▶ [What you will do]: Only the pictures are omitted; repeat all other data exactly.

▶ [Items]:
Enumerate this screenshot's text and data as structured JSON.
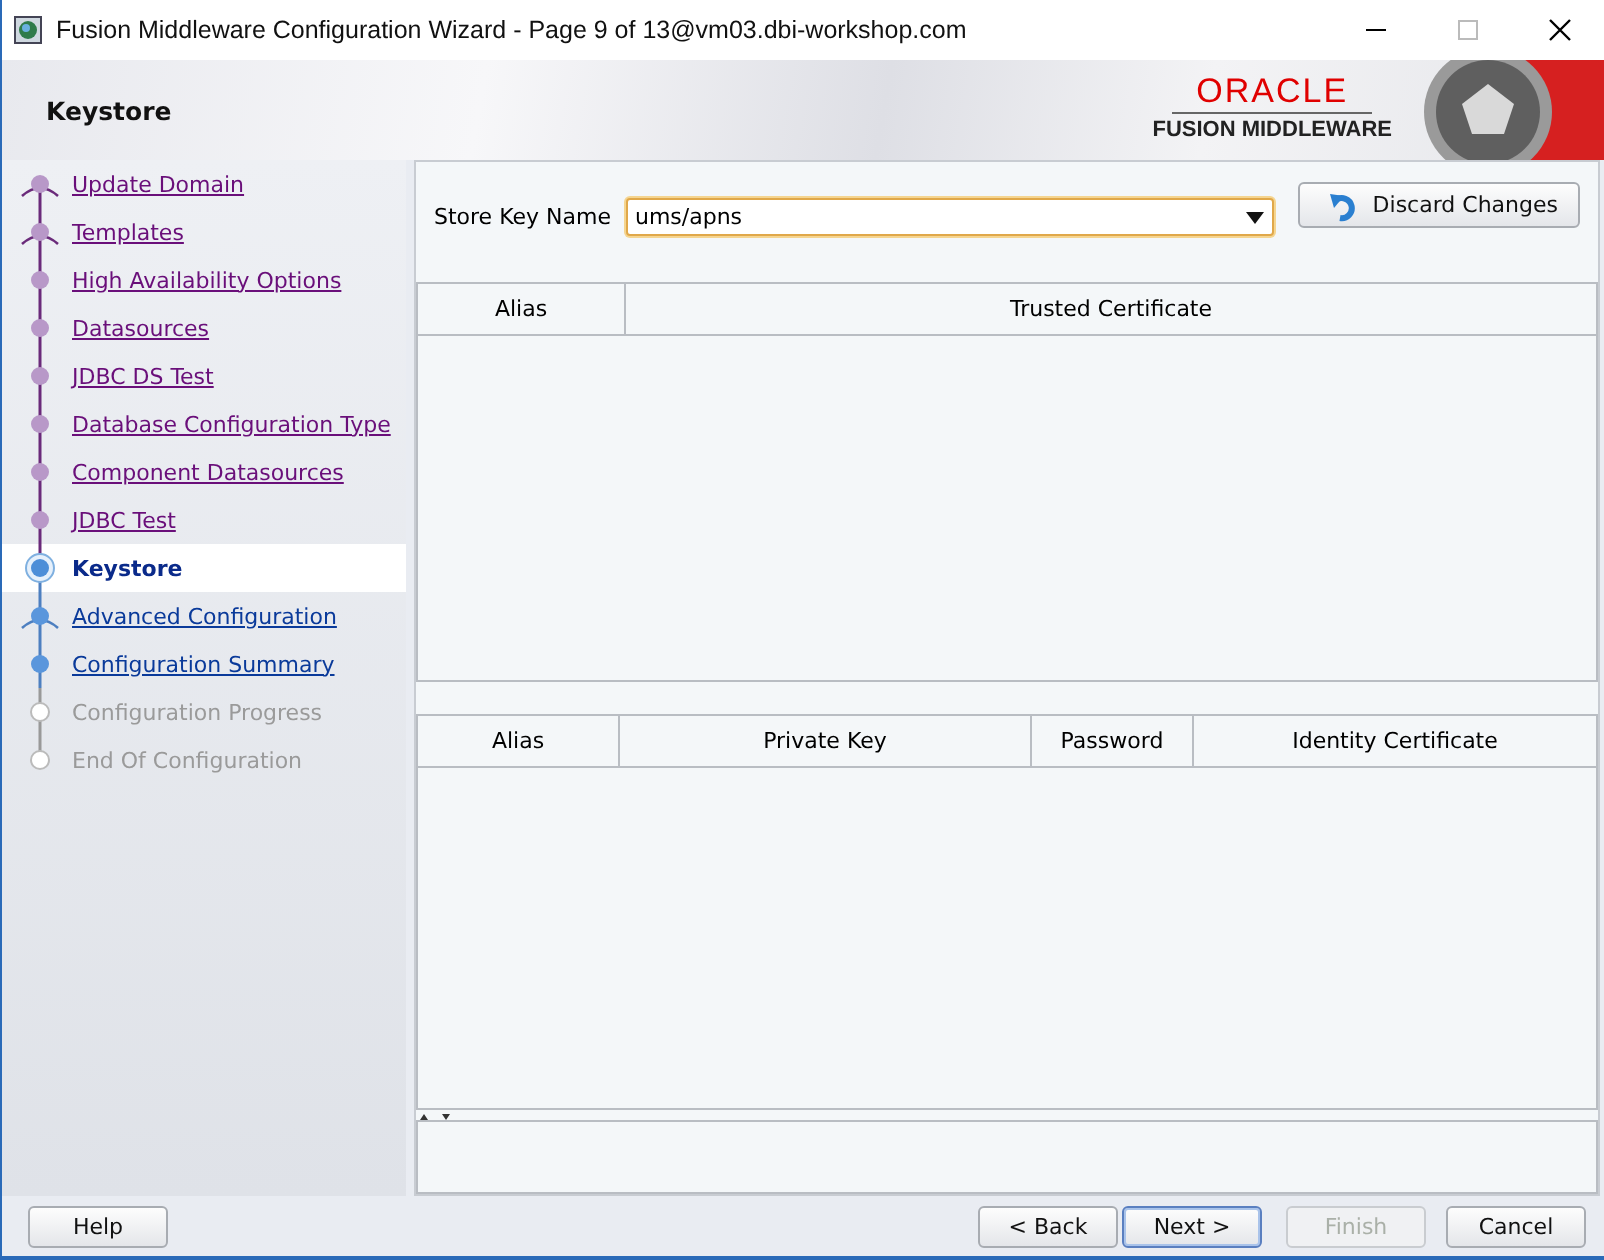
{
  "window": {
    "title": "Fusion Middleware Configuration Wizard - Page 9 of 13@vm03.dbi-workshop.com"
  },
  "header": {
    "title": "Keystore",
    "logo_top": "ORACLE",
    "logo_bottom": "FUSION MIDDLEWARE"
  },
  "steps": [
    {
      "label": "Update Domain",
      "visited": true,
      "selected": false,
      "disabled": false,
      "branch": true
    },
    {
      "label": "Templates",
      "visited": true,
      "selected": false,
      "disabled": false,
      "branch": true
    },
    {
      "label": "High Availability Options",
      "visited": true,
      "selected": false,
      "disabled": false,
      "branch": false
    },
    {
      "label": "Datasources",
      "visited": true,
      "selected": false,
      "disabled": false,
      "branch": false
    },
    {
      "label": "JDBC DS Test",
      "visited": true,
      "selected": false,
      "disabled": false,
      "branch": false
    },
    {
      "label": "Database Configuration Type",
      "visited": true,
      "selected": false,
      "disabled": false,
      "branch": false
    },
    {
      "label": "Component Datasources",
      "visited": true,
      "selected": false,
      "disabled": false,
      "branch": false
    },
    {
      "label": "JDBC Test",
      "visited": true,
      "selected": false,
      "disabled": false,
      "branch": false
    },
    {
      "label": "Keystore",
      "visited": false,
      "selected": true,
      "disabled": false,
      "branch": false
    },
    {
      "label": "Advanced Configuration",
      "visited": false,
      "selected": false,
      "disabled": false,
      "branch": true
    },
    {
      "label": "Configuration Summary",
      "visited": false,
      "selected": false,
      "disabled": false,
      "branch": false
    },
    {
      "label": "Configuration Progress",
      "visited": false,
      "selected": false,
      "disabled": true,
      "branch": false
    },
    {
      "label": "End Of Configuration",
      "visited": false,
      "selected": false,
      "disabled": true,
      "branch": false
    }
  ],
  "store_key": {
    "label": "Store Key Name",
    "value": "ums/apns"
  },
  "discard_button": "Discard Changes",
  "trusted_table": {
    "columns": [
      "Alias",
      "Trusted Certificate"
    ]
  },
  "private_table": {
    "columns": [
      "Alias",
      "Private Key",
      "Password",
      "Identity Certificate"
    ]
  },
  "buttons": [
    {
      "label": "Help",
      "kind": "help",
      "disabled": false,
      "default": false
    },
    {
      "label": "< Back",
      "kind": "nav",
      "disabled": false,
      "default": false
    },
    {
      "label": "Next >",
      "kind": "nav",
      "disabled": false,
      "default": true
    },
    {
      "label": "Finish",
      "kind": "nav",
      "disabled": true,
      "default": false
    },
    {
      "label": "Cancel",
      "kind": "nav",
      "disabled": false,
      "default": false
    }
  ]
}
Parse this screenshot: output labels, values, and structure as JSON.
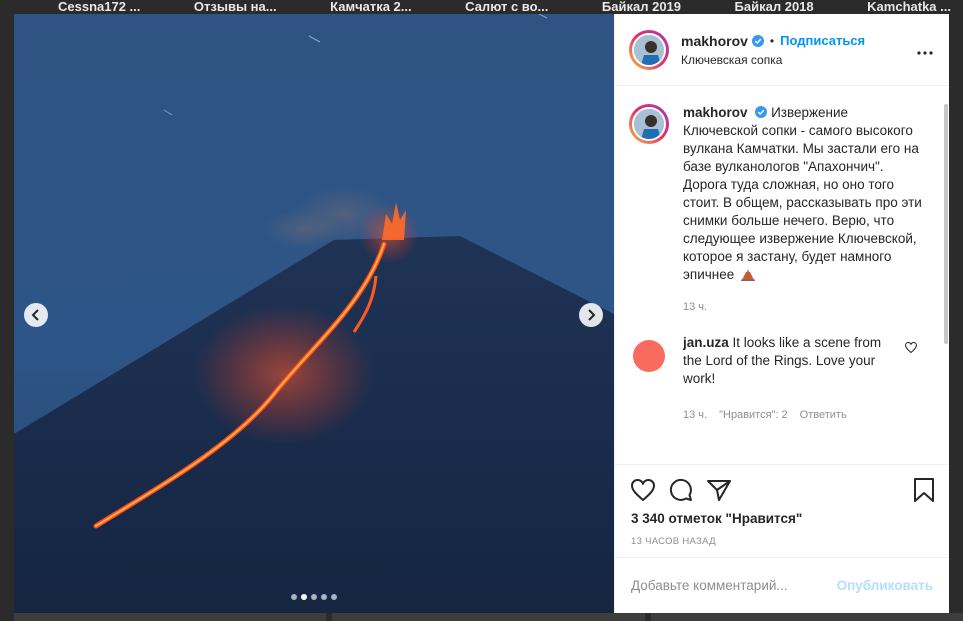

▶ [Answer for the task]:
Enumerate this screenshot's text and data as structured JSON.
{
  "window": {
    "title": "Fusion Middleware Configuration Wizard - Page 9 of 13@vm03.dbi-workshop.com"
  },
  "header": {
    "title": "Keystore",
    "logo_top": "ORACLE",
    "logo_bottom": "FUSION MIDDLEWARE"
  },
  "steps": [
    {
      "label": "Update Domain",
      "visited": true,
      "selected": false,
      "disabled": false,
      "branch": true
    },
    {
      "label": "Templates",
      "visited": true,
      "selected": false,
      "disabled": false,
      "branch": true
    },
    {
      "label": "High Availability Options",
      "visited": true,
      "selected": false,
      "disabled": false,
      "branch": false
    },
    {
      "label": "Datasources",
      "visited": true,
      "selected": false,
      "disabled": false,
      "branch": false
    },
    {
      "label": "JDBC DS Test",
      "visited": true,
      "selected": false,
      "disabled": false,
      "branch": false
    },
    {
      "label": "Database Configuration Type",
      "visited": true,
      "selected": false,
      "disabled": false,
      "branch": false
    },
    {
      "label": "Component Datasources",
      "visited": true,
      "selected": false,
      "disabled": false,
      "branch": false
    },
    {
      "label": "JDBC Test",
      "visited": true,
      "selected": false,
      "disabled": false,
      "branch": false
    },
    {
      "label": "Keystore",
      "visited": false,
      "selected": true,
      "disabled": false,
      "branch": false
    },
    {
      "label": "Advanced Configuration",
      "visited": false,
      "selected": false,
      "disabled": false,
      "branch": true
    },
    {
      "label": "Configuration Summary",
      "visited": false,
      "selected": false,
      "disabled": false,
      "branch": false
    },
    {
      "label": "Configuration Progress",
      "visited": false,
      "selected": false,
      "disabled": true,
      "branch": false
    },
    {
      "label": "End Of Configuration",
      "visited": false,
      "selected": false,
      "disabled": true,
      "branch": false
    }
  ],
  "store_key": {
    "label": "Store Key Name",
    "value": "ums/apns"
  },
  "discard_button": "Discard Changes",
  "trusted_table": {
    "columns": [
      "Alias",
      "Trusted Certificate"
    ]
  },
  "private_table": {
    "columns": [
      "Alias",
      "Private Key",
      "Password",
      "Identity Certificate"
    ]
  },
  "buttons": [
    {
      "label": "Help",
      "kind": "help",
      "disabled": false,
      "default": false
    },
    {
      "label": "< Back",
      "kind": "nav",
      "disabled": false,
      "default": false
    },
    {
      "label": "Next >",
      "kind": "nav",
      "disabled": false,
      "default": true
    },
    {
      "label": "Finish",
      "kind": "nav",
      "disabled": true,
      "default": false
    },
    {
      "label": "Cancel",
      "kind": "nav",
      "disabled": false,
      "default": false
    }
  ]
}
Parse this screenshot: output labels, values, and structure as JSON.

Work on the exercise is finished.